# RECORDS SHOWN

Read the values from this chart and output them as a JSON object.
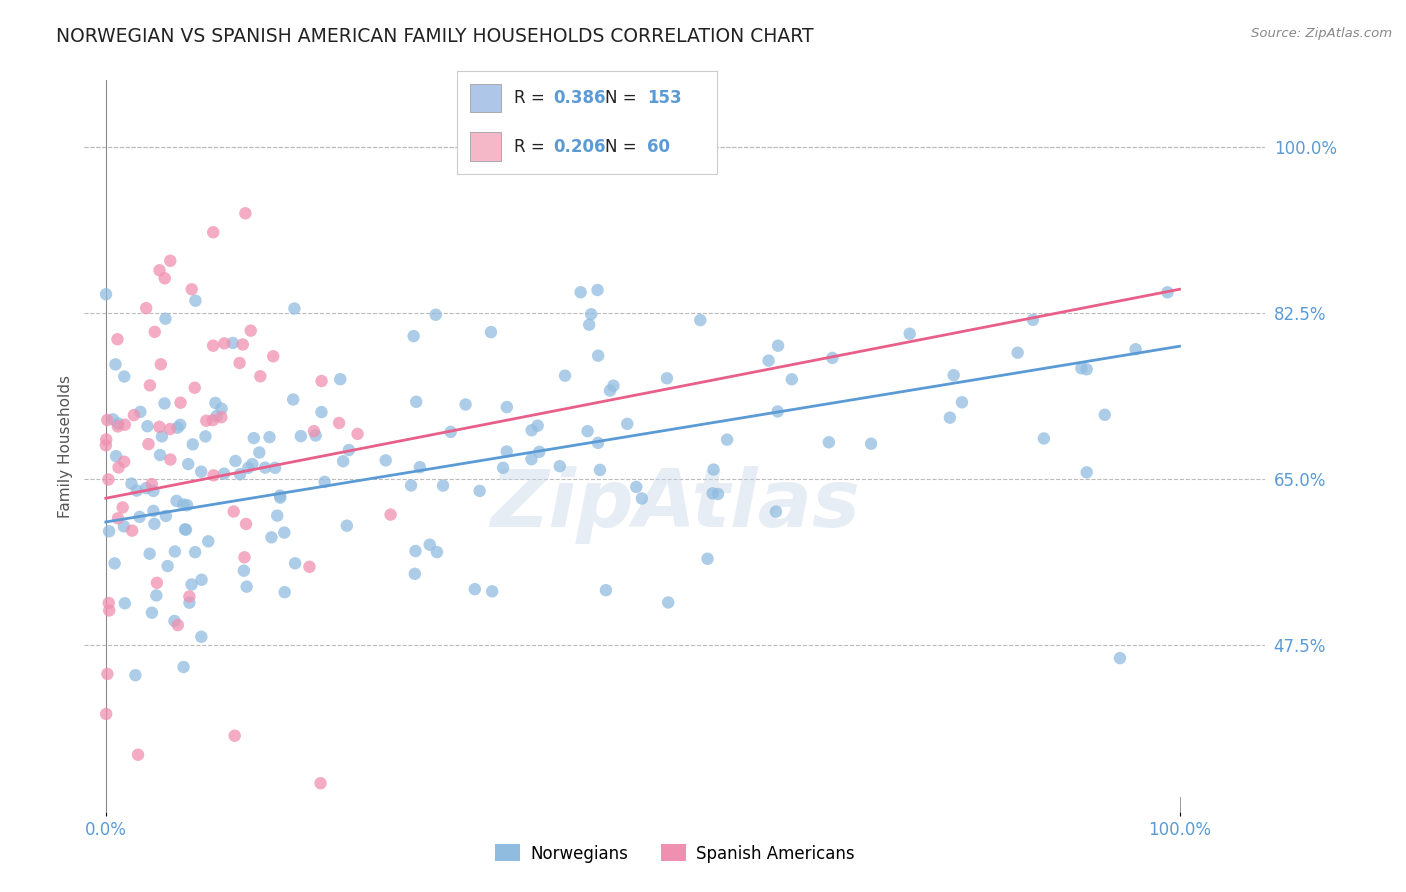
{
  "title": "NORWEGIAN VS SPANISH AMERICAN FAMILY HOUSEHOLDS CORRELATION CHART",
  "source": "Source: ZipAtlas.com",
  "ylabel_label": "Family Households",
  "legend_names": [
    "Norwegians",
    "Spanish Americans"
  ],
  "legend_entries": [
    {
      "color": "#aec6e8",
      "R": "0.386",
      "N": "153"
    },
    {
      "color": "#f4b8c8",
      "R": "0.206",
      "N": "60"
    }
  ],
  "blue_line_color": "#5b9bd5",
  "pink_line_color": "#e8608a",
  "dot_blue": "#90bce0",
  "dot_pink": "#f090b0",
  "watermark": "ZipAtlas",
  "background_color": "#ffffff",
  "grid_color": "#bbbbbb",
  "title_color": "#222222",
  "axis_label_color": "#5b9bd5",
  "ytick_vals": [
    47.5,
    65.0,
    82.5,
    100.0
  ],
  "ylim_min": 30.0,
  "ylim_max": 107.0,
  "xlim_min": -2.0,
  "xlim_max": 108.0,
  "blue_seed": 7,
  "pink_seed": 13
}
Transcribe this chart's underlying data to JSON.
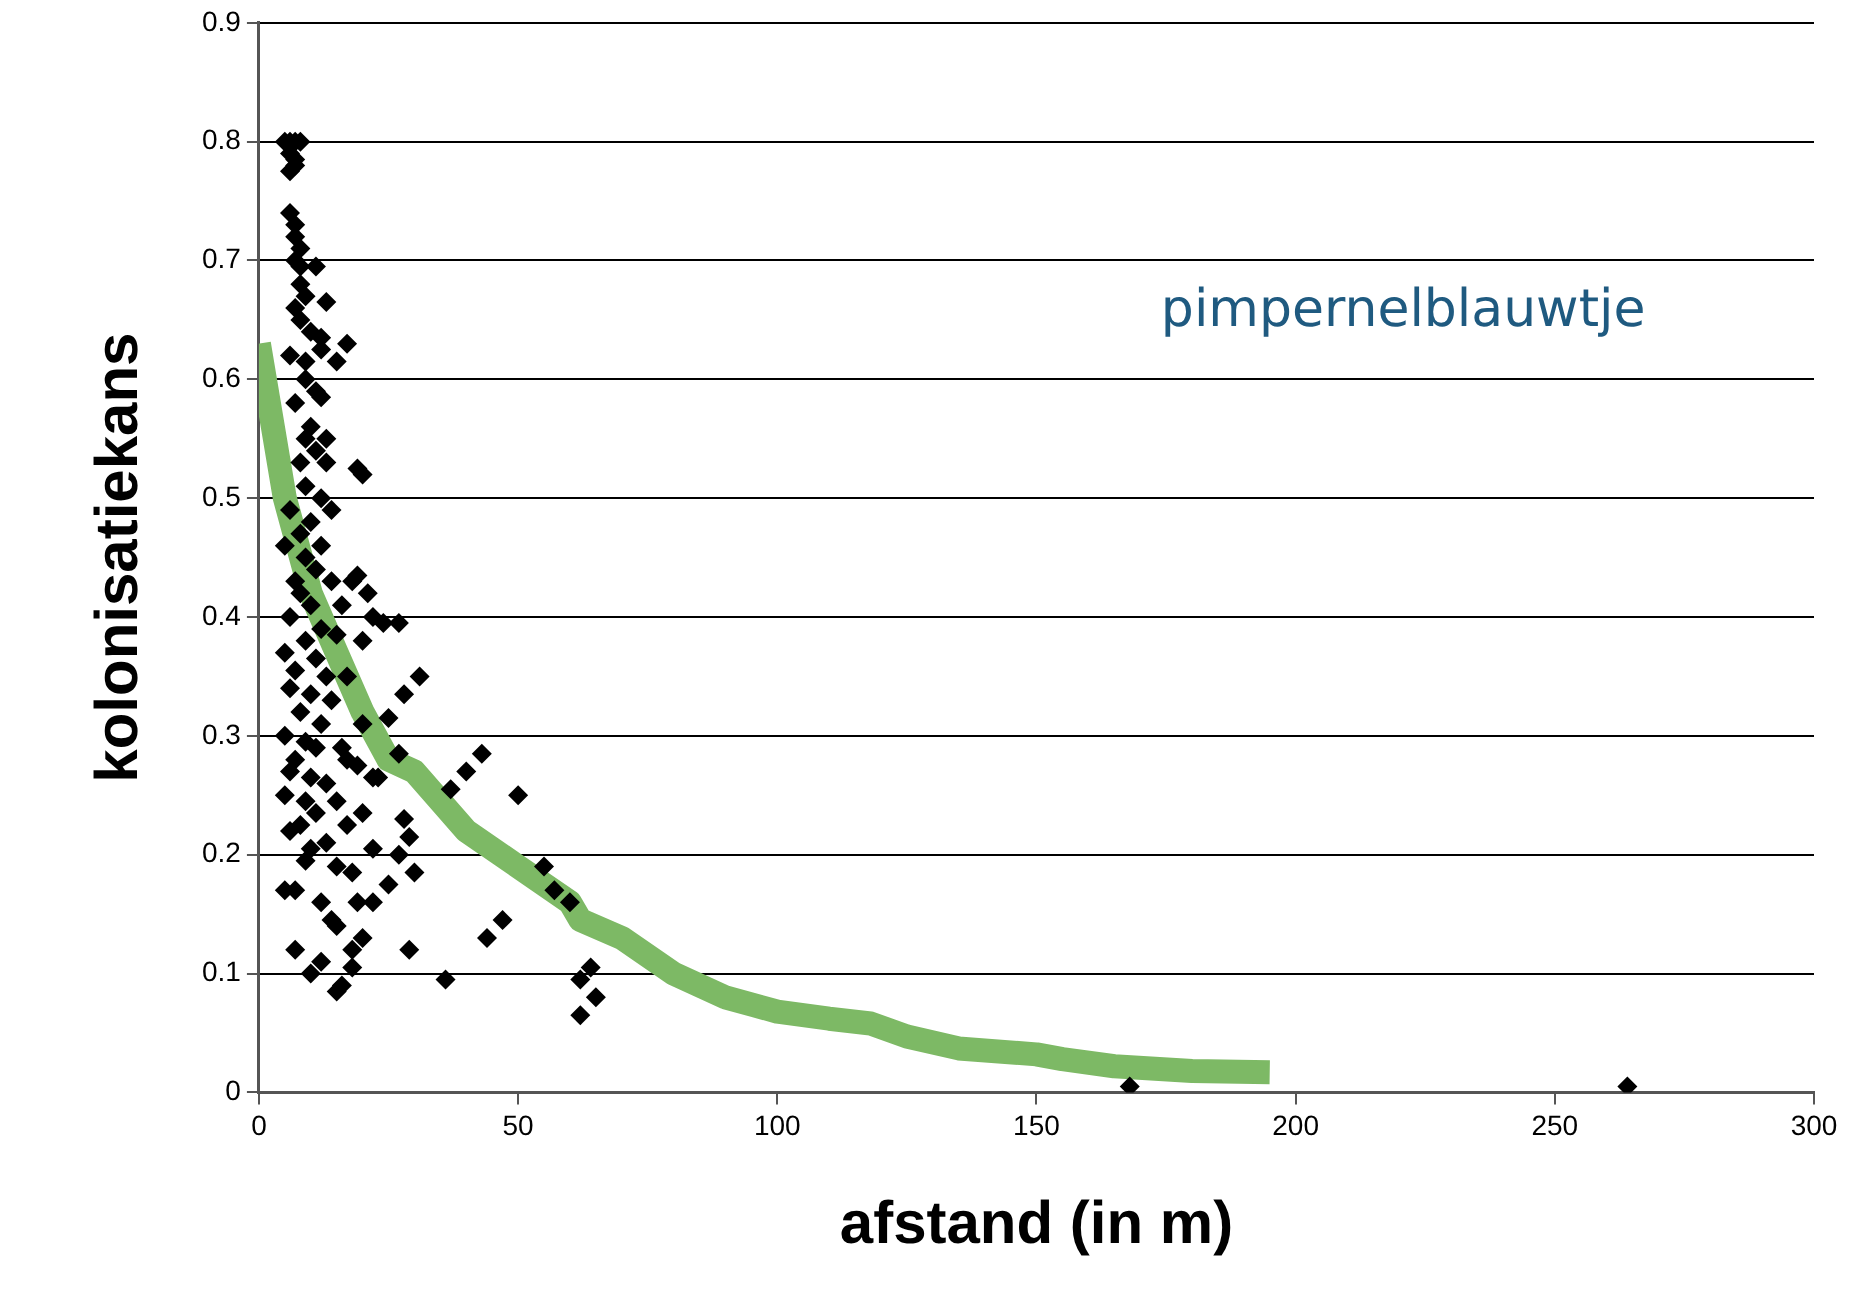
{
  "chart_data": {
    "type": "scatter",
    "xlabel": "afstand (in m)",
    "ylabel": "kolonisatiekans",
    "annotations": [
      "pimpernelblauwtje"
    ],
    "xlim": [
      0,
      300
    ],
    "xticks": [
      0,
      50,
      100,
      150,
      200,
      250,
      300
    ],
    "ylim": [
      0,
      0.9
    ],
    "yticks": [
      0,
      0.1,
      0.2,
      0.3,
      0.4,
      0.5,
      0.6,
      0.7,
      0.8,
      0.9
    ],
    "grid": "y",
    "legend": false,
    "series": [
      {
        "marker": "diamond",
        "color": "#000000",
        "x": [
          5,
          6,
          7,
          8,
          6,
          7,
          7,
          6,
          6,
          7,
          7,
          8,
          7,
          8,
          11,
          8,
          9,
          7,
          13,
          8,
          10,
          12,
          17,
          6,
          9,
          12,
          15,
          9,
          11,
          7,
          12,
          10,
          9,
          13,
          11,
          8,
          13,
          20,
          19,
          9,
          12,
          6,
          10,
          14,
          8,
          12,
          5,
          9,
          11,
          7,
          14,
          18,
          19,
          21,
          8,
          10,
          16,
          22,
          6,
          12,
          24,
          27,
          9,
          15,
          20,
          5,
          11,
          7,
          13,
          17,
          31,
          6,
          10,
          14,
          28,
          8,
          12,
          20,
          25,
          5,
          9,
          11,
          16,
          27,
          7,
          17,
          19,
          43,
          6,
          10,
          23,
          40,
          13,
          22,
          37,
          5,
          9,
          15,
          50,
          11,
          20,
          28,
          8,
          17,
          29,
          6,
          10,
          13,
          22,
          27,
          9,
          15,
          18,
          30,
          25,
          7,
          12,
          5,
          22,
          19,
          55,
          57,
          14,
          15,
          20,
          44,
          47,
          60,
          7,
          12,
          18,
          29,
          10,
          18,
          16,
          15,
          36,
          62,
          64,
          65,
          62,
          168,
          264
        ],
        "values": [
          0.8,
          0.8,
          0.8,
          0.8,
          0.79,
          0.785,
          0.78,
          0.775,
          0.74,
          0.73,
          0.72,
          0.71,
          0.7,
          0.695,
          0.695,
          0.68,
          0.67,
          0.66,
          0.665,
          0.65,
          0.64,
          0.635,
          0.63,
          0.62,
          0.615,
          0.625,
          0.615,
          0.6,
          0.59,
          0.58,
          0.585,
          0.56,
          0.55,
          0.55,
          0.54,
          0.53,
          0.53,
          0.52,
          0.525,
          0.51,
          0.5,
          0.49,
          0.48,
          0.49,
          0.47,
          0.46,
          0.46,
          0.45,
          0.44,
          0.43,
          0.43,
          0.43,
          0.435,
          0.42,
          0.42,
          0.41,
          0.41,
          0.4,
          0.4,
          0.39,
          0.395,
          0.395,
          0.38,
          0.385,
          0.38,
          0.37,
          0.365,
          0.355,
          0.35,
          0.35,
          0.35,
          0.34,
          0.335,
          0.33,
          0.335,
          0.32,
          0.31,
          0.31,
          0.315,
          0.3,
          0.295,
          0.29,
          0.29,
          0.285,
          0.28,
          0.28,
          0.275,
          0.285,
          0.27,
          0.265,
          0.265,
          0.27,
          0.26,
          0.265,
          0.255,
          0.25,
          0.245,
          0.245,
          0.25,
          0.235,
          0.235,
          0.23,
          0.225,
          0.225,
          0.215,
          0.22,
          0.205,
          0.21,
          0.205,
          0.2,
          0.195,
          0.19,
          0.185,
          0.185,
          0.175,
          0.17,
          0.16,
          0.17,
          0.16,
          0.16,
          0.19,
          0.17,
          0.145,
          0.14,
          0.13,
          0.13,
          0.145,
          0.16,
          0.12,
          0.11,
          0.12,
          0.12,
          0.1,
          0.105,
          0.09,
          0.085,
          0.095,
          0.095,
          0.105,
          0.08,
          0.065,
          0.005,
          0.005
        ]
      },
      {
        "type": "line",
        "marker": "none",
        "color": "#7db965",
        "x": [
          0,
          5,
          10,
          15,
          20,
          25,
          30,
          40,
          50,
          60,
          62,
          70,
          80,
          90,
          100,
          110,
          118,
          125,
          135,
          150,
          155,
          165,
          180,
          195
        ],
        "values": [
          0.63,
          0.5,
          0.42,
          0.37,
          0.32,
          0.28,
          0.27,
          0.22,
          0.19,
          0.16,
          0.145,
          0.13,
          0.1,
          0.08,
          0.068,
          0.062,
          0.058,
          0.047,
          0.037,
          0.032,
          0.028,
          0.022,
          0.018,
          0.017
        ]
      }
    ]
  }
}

--

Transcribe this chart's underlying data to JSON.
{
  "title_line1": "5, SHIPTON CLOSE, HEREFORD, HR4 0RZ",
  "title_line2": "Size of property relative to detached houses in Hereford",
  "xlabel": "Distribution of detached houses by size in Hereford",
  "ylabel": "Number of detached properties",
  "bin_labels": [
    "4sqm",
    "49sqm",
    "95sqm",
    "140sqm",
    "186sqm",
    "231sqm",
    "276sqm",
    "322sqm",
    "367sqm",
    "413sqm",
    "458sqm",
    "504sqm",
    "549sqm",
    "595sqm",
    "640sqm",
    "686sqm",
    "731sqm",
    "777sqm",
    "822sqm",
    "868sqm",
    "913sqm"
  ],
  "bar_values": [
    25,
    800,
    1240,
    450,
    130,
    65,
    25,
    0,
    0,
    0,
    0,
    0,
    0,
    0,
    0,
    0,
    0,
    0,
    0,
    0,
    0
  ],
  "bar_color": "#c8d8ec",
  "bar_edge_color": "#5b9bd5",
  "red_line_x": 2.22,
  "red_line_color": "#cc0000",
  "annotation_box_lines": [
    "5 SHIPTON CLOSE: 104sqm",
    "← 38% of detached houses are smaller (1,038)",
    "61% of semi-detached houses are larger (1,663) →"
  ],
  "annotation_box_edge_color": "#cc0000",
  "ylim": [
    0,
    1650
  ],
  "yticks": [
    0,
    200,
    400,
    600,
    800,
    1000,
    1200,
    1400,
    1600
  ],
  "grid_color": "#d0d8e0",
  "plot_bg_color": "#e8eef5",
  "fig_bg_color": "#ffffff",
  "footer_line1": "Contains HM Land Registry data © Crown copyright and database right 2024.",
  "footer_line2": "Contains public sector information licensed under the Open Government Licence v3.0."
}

# TASK STATEMENT
Report how many lines of the data contain the word "houses", using the number alone.

# SOLUTION TO THIS PROBLEM
4